__Figure collection entries__:
○ ○ ○ ○ ○

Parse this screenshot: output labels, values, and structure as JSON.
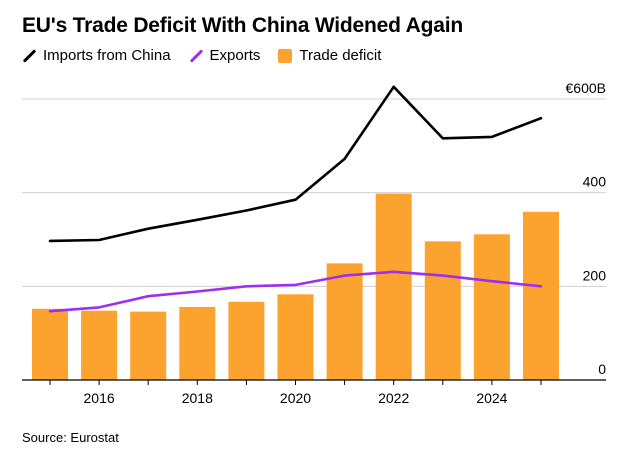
{
  "title": "EU's Trade Deficit With China Widened Again",
  "source": "Source: Eurostat",
  "colors": {
    "imports": "#000000",
    "exports": "#9b30f0",
    "deficit": "#fba32e",
    "grid": "#d0d0d0",
    "axis": "#000000"
  },
  "legend": [
    {
      "label": "Imports from China",
      "type": "line",
      "color_key": "imports"
    },
    {
      "label": "Exports",
      "type": "line",
      "color_key": "exports"
    },
    {
      "label": "Trade deficit",
      "type": "box",
      "color_key": "deficit"
    }
  ],
  "chart_data": {
    "type": "bar",
    "title": "EU's Trade Deficit With China Widened Again",
    "xlabel": "",
    "ylabel": "",
    "x": [
      2015,
      2016,
      2017,
      2018,
      2019,
      2020,
      2021,
      2022,
      2023,
      2024,
      2025
    ],
    "x_tick_values": [
      2016,
      2018,
      2020,
      2022,
      2024
    ],
    "x_tick_labels": [
      "2016",
      "2018",
      "2020",
      "2022",
      "2024"
    ],
    "y_ticks": [
      0,
      200,
      400,
      600
    ],
    "y_tick_labels": [
      "0",
      "200",
      "400",
      "€600B"
    ],
    "ylim": [
      0,
      600
    ],
    "grid": true,
    "y_axis_position": "right",
    "legend_position": "top-left",
    "series": [
      {
        "name": "Trade deficit",
        "type": "bar",
        "color_key": "deficit",
        "values": [
          152,
          148,
          146,
          156,
          167,
          183,
          249,
          398,
          296,
          311,
          359
        ]
      },
      {
        "name": "Imports from China",
        "type": "line",
        "color_key": "imports",
        "values": [
          297,
          299,
          323,
          342,
          362,
          385,
          472,
          626,
          516,
          519,
          559
        ]
      },
      {
        "name": "Exports",
        "type": "line",
        "color_key": "exports",
        "values": [
          147,
          155,
          179,
          189,
          200,
          203,
          223,
          231,
          223,
          211,
          200
        ]
      }
    ]
  }
}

○ ○ ○ ○ ○

__What to work on__:
Copy each line of the entries that includes the word "Trade".

__Answer for this exercise__:
  "title": "EU's Trade Deficit With China Widened Again",
      "label": "Trade deficit",
    "title": "EU's Trade Deficit With China Widened Again",
        "name": "Trade deficit",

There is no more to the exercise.